- _EXERCISE OBJECTIVE_
Quote the records below in full, exactly as given, with the images taken out.

START

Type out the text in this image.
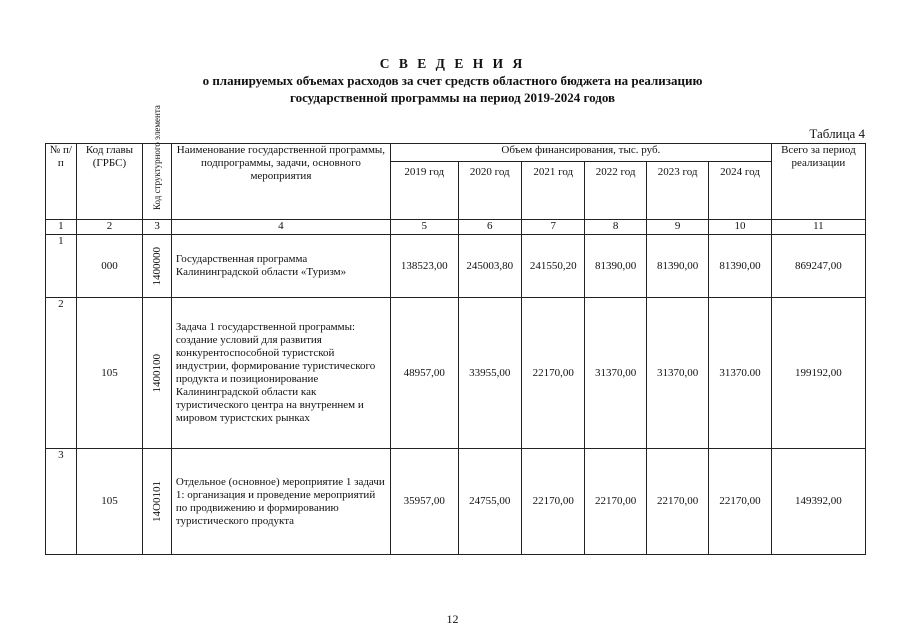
С В Е Д Е Н И Я
о планируемых объемах расходов за счет средств областного бюджета на реализацию
государственной программы на период 2019-2024 годов
Таблица 4
№ п/п	Код главы (ГРБС)	Код структурного элемента	Наименование государственной программы, подпрограммы, задачи, основного мероприятия	Объем финансирования, тыс. руб.						Всего за период реализации
				2019 год	2020 год	2021 год	2022 год	2023 год	2024 год	
1	2	3	4	5	6	7	8	9	10	11
1	000	1400000	Государственная программа Калининградской области «Туризм»	138523,00	245003,80	241550,20	81390,00	81390,00	81390,00	869247,00
2	105	1400100	Задача 1 государственной программы: создание условий для развития конкурентоспособной туристской индустрии, формирование туристического продукта и позиционирование Калининградской области как туристического центра на внутреннем и мировом туристских рынках	48957,00	33955,00	22170,00	31370,00	31370,00	31370.00	199192,00
3	105	14О0101	Отдельное (основное) мероприятие 1 задачи 1: организация и проведение мероприятий по продвижению и формированию туристического продукта	35957,00	24755,00	22170,00	22170,00	22170,00	22170,00	149392,00
12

END

- _THE OUTPUT_
Type out the text in this image.
С В Е Д Е Н И Я
о планируемых объемах расходов за счет средств областного бюджета на реализацию
государственной программы на период 2019-2024 годов
Таблица 4
№ п/п	Код главы (ГРБС)	Код структурного элемента	Наименование государственной программы, подпрограммы, задачи, основного мероприятия	Объем финансирования, тыс. руб.						Всего за период реализации
				2019 год	2020 год	2021 год	2022 год	2023 год	2024 год	
1	2	3	4	5	6	7	8	9	10	11
1	000	1400000	Государственная программа Калининградской области «Туризм»	138523,00	245003,80	241550,20	81390,00	81390,00	81390,00	869247,00
2	105	1400100	Задача 1 государственной программы: создание условий для развития конкурентоспособной туристской индустрии, формирование туристического продукта и позиционирование Калининградской области как туристического центра на внутреннем и мировом туристских рынках	48957,00	33955,00	22170,00	31370,00	31370,00	31370.00	199192,00
3	105	14О0101	Отдельное (основное) мероприятие 1 задачи 1: организация и проведение мероприятий по продвижению и формированию туристического продукта	35957,00	24755,00	22170,00	22170,00	22170,00	22170,00	149392,00
12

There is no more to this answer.